» **What is required**: Take the data below and repeat it exactly.

=-=-=-=-=

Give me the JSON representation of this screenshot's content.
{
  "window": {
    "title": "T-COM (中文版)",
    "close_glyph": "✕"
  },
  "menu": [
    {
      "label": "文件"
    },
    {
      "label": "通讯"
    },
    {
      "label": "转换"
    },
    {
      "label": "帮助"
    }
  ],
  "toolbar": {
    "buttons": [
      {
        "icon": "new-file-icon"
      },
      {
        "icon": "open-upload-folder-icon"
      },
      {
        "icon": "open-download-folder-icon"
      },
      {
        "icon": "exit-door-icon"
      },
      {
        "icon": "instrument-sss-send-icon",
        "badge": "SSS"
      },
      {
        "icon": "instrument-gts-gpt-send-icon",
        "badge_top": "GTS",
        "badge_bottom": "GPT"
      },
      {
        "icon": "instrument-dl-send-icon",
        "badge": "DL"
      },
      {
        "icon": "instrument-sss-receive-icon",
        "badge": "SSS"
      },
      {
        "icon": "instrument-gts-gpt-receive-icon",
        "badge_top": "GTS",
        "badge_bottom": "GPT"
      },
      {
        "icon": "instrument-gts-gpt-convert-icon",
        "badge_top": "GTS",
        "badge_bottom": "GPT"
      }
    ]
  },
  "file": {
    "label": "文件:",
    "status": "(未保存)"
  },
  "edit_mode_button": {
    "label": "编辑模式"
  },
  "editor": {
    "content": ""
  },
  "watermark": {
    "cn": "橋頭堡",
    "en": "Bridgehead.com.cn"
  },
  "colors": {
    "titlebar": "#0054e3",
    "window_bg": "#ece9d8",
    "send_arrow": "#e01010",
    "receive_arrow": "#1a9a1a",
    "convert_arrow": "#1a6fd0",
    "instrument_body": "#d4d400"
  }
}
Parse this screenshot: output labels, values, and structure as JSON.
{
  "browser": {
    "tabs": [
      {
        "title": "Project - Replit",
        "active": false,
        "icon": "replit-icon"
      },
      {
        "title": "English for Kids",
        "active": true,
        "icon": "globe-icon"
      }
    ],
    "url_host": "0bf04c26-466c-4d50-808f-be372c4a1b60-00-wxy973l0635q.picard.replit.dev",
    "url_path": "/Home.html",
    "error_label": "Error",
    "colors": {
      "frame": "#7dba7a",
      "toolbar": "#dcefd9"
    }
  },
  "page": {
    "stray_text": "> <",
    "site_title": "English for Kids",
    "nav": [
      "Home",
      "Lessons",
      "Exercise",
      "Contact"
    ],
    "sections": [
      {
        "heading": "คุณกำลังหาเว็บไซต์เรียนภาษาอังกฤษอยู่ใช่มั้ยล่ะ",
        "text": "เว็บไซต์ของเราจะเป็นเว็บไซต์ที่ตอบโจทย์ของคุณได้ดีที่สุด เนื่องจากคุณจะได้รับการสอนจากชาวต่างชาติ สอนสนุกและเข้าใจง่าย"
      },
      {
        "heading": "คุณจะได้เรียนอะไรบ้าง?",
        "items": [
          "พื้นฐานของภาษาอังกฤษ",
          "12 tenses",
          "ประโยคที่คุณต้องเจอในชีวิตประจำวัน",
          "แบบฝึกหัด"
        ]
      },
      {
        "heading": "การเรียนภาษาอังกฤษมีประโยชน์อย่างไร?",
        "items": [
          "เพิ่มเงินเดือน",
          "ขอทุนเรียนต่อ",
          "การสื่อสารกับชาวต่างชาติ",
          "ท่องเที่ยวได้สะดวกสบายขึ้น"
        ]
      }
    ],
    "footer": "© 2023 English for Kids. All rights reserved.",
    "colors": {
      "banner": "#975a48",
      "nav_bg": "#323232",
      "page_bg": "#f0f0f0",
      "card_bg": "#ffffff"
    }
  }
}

=-=-=-=-=

» **Answer for the task**:
Give me the JSON representation of this screenshot's content.
{
  "window": {
    "title": "T-COM (中文版)",
    "close_glyph": "✕"
  },
  "menu": [
    {
      "label": "文件"
    },
    {
      "label": "通讯"
    },
    {
      "label": "转换"
    },
    {
      "label": "帮助"
    }
  ],
  "toolbar": {
    "buttons": [
      {
        "icon": "new-file-icon"
      },
      {
        "icon": "open-upload-folder-icon"
      },
      {
        "icon": "open-download-folder-icon"
      },
      {
        "icon": "exit-door-icon"
      },
      {
        "icon": "instrument-sss-send-icon",
        "badge": "SSS"
      },
      {
        "icon": "instrument-gts-gpt-send-icon",
        "badge_top": "GTS",
        "badge_bottom": "GPT"
      },
      {
        "icon": "instrument-dl-send-icon",
        "badge": "DL"
      },
      {
        "icon": "instrument-sss-receive-icon",
        "badge": "SSS"
      },
      {
        "icon": "instrument-gts-gpt-receive-icon",
        "badge_top": "GTS",
        "badge_bottom": "GPT"
      },
      {
        "icon": "instrument-gts-gpt-convert-icon",
        "badge_top": "GTS",
        "badge_bottom": "GPT"
      }
    ]
  },
  "file": {
    "label": "文件:",
    "status": "(未保存)"
  },
  "edit_mode_button": {
    "label": "编辑模式"
  },
  "editor": {
    "content": ""
  },
  "watermark": {
    "cn": "橋頭堡",
    "en": "Bridgehead.com.cn"
  },
  "colors": {
    "titlebar": "#0054e3",
    "window_bg": "#ece9d8",
    "send_arrow": "#e01010",
    "receive_arrow": "#1a9a1a",
    "convert_arrow": "#1a6fd0",
    "instrument_body": "#d4d400"
  }
}
Parse this screenshot: output labels, values, and structure as JSON.
{
  "browser": {
    "tabs": [
      {
        "title": "Project - Replit",
        "active": false,
        "icon": "replit-icon"
      },
      {
        "title": "English for Kids",
        "active": true,
        "icon": "globe-icon"
      }
    ],
    "url_host": "0bf04c26-466c-4d50-808f-be372c4a1b60-00-wxy973l0635q.picard.replit.dev",
    "url_path": "/Home.html",
    "error_label": "Error",
    "colors": {
      "frame": "#7dba7a",
      "toolbar": "#dcefd9"
    }
  },
  "page": {
    "stray_text": "> <",
    "site_title": "English for Kids",
    "nav": [
      "Home",
      "Lessons",
      "Exercise",
      "Contact"
    ],
    "sections": [
      {
        "heading": "คุณกำลังหาเว็บไซต์เรียนภาษาอังกฤษอยู่ใช่มั้ยล่ะ",
        "text": "เว็บไซต์ของเราจะเป็นเว็บไซต์ที่ตอบโจทย์ของคุณได้ดีที่สุด เนื่องจากคุณจะได้รับการสอนจากชาวต่างชาติ สอนสนุกและเข้าใจง่าย"
      },
      {
        "heading": "คุณจะได้เรียนอะไรบ้าง?",
        "items": [
          "พื้นฐานของภาษาอังกฤษ",
          "12 tenses",
          "ประโยคที่คุณต้องเจอในชีวิตประจำวัน",
          "แบบฝึกหัด"
        ]
      },
      {
        "heading": "การเรียนภาษาอังกฤษมีประโยชน์อย่างไร?",
        "items": [
          "เพิ่มเงินเดือน",
          "ขอทุนเรียนต่อ",
          "การสื่อสารกับชาวต่างชาติ",
          "ท่องเที่ยวได้สะดวกสบายขึ้น"
        ]
      }
    ],
    "footer": "© 2023 English for Kids. All rights reserved.",
    "colors": {
      "banner": "#975a48",
      "nav_bg": "#323232",
      "page_bg": "#f0f0f0",
      "card_bg": "#ffffff"
    }
  }
}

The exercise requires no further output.